Prompt - Copy out each line of the material in which the word "Jimmy" appears.

Source records -
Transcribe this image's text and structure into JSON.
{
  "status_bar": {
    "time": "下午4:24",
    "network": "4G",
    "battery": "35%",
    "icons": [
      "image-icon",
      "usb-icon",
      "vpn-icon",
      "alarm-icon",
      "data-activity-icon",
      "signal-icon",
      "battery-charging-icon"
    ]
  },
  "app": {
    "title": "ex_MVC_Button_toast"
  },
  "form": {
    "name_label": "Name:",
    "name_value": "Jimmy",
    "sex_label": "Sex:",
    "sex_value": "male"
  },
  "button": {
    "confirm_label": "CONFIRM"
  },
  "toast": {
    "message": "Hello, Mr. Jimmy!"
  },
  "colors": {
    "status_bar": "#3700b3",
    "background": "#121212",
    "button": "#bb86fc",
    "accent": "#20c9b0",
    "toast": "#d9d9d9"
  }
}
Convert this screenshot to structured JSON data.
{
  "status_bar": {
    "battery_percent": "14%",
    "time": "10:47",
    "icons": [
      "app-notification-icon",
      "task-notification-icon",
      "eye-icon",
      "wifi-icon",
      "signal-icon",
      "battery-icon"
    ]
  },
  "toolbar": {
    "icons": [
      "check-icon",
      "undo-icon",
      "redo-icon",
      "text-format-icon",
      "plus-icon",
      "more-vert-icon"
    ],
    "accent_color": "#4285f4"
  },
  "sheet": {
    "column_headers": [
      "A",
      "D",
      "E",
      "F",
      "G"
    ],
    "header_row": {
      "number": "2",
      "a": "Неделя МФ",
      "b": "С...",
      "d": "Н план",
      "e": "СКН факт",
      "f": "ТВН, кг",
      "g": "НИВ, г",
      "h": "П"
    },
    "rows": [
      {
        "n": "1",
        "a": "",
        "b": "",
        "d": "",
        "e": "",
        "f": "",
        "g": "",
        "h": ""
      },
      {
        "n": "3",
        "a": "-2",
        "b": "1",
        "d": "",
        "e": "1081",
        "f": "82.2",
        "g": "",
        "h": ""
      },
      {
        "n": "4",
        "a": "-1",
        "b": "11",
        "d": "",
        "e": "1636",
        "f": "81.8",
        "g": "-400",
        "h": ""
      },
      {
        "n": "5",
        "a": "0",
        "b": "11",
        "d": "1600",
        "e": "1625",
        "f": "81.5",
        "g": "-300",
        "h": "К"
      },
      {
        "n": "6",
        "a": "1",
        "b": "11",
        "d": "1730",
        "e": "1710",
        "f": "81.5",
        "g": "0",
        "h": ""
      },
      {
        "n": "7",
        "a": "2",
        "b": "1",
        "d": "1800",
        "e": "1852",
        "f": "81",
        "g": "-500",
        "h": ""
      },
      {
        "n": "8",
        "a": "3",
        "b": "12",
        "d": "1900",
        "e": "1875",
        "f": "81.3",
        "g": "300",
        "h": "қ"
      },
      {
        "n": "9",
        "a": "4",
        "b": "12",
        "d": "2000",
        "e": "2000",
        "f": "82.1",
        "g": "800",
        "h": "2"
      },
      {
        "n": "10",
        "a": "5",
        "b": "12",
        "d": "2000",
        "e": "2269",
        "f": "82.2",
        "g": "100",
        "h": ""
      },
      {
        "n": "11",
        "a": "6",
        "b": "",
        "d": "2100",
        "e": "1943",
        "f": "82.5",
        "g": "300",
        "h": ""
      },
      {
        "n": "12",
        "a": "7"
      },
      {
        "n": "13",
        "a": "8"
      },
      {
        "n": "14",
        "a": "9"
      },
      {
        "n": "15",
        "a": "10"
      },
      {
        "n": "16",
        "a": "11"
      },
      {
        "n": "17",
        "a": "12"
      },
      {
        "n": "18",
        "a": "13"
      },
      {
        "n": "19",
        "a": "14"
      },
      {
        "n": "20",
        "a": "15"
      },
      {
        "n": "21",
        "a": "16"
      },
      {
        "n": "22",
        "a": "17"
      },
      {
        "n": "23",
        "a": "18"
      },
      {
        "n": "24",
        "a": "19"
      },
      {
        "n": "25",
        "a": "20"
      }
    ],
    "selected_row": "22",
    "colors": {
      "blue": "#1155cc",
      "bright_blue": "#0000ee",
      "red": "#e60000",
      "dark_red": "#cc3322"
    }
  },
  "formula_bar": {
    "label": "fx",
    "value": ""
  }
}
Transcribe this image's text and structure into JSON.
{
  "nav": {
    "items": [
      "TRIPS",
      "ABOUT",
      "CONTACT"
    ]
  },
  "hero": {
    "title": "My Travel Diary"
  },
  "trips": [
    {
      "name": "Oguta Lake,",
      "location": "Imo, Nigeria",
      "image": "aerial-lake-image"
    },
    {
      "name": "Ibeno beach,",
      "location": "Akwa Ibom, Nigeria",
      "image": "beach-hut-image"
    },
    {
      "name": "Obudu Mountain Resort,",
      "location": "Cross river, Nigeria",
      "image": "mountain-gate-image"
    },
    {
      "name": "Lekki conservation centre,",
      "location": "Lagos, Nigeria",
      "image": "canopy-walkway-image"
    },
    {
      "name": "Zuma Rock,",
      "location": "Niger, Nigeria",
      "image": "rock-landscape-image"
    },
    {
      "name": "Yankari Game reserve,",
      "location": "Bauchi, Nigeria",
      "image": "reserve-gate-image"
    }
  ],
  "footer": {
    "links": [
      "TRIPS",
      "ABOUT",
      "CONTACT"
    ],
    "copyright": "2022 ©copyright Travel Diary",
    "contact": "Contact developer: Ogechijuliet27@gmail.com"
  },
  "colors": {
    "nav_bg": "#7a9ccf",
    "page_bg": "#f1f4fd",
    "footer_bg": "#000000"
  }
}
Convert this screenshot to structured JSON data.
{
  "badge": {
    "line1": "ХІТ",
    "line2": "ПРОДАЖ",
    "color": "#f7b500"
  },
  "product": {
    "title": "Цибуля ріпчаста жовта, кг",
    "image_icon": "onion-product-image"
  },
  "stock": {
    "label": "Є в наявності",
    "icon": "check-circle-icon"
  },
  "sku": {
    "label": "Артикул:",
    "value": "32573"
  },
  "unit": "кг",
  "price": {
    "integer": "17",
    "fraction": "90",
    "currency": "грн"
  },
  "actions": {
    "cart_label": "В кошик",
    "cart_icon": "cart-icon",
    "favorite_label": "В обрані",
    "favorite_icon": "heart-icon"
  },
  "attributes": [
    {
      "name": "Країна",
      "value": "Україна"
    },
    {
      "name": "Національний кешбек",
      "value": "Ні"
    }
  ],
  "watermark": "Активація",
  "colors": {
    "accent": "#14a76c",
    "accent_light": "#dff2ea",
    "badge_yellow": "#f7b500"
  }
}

Answer -
    "name_value": "Jimmy",
    "message": "Hello, Mr. Jimmy!"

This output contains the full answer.